• Task prompt: Extract each line from the entries below that has the string "在没有注明其他要求时" in it.

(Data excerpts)
*-*-*

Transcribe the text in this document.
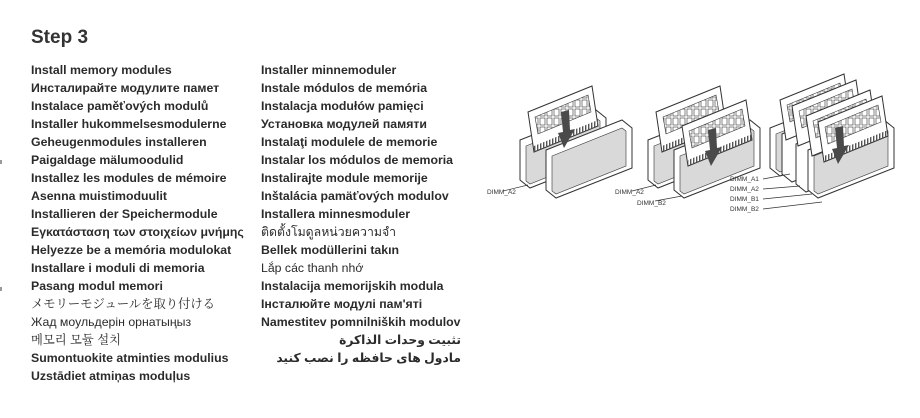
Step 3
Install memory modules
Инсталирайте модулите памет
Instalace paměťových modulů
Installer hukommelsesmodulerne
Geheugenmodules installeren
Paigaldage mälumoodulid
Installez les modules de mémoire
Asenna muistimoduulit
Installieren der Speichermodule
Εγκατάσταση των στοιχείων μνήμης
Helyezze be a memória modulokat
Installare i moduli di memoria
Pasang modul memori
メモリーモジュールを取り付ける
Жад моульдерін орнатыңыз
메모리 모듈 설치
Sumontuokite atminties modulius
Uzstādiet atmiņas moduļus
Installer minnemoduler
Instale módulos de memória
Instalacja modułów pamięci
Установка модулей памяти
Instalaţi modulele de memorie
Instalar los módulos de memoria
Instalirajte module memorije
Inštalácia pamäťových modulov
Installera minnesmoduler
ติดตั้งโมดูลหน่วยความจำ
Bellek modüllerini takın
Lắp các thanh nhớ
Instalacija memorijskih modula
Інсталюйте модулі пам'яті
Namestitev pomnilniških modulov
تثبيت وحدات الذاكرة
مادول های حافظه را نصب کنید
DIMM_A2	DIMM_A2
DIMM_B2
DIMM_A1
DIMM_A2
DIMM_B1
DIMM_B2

*-*-*

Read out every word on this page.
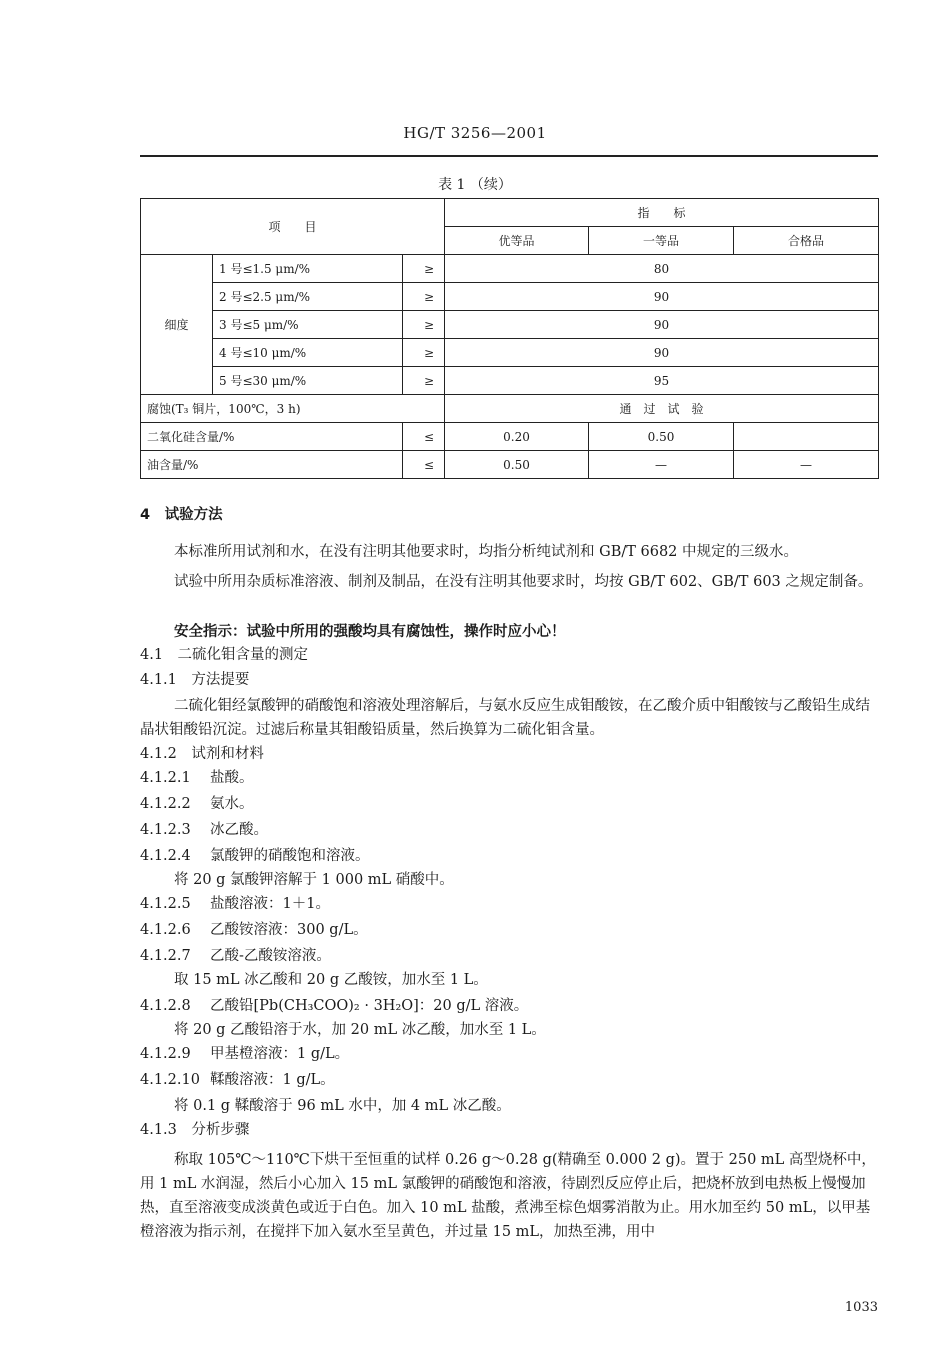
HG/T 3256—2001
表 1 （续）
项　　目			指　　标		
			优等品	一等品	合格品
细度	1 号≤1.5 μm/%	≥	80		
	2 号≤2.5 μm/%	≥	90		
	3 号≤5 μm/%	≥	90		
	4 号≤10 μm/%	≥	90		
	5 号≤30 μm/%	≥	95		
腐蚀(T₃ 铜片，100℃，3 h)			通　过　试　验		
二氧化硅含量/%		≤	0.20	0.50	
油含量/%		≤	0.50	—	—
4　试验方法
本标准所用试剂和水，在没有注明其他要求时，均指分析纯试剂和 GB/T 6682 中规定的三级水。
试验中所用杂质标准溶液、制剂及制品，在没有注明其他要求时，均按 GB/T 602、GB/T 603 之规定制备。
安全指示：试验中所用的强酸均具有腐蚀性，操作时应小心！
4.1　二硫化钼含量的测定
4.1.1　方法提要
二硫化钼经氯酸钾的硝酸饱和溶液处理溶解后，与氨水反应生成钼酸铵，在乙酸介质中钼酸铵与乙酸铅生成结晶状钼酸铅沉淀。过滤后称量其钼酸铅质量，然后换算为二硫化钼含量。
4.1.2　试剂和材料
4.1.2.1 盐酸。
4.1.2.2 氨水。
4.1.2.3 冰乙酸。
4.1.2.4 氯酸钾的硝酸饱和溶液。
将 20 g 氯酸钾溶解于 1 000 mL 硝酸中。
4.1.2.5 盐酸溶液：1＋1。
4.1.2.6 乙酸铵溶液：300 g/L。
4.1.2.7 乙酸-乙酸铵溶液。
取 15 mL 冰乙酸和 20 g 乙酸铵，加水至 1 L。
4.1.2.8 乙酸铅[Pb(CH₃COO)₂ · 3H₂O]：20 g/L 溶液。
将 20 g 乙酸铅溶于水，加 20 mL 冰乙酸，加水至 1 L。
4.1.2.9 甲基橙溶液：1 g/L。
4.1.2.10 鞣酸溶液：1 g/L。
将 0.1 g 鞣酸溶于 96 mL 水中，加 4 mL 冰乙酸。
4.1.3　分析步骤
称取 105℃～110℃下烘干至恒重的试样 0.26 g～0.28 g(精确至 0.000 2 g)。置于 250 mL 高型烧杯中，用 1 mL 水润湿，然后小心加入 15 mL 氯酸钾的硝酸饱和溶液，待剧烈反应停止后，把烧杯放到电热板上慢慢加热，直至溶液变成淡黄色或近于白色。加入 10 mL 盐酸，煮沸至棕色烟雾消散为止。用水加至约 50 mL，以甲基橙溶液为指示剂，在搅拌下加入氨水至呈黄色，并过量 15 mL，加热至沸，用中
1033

*-*-*

• Answer to this exercise:
本标准所用试剂和水，在没有注明其他要求时，均指分析纯试剂和 GB/T 6682 中规定的三级水。
试验中所用杂质标准溶液、制剂及制品，在没有注明其他要求时，均按 GB/T 602、GB/T 603 之规定制备。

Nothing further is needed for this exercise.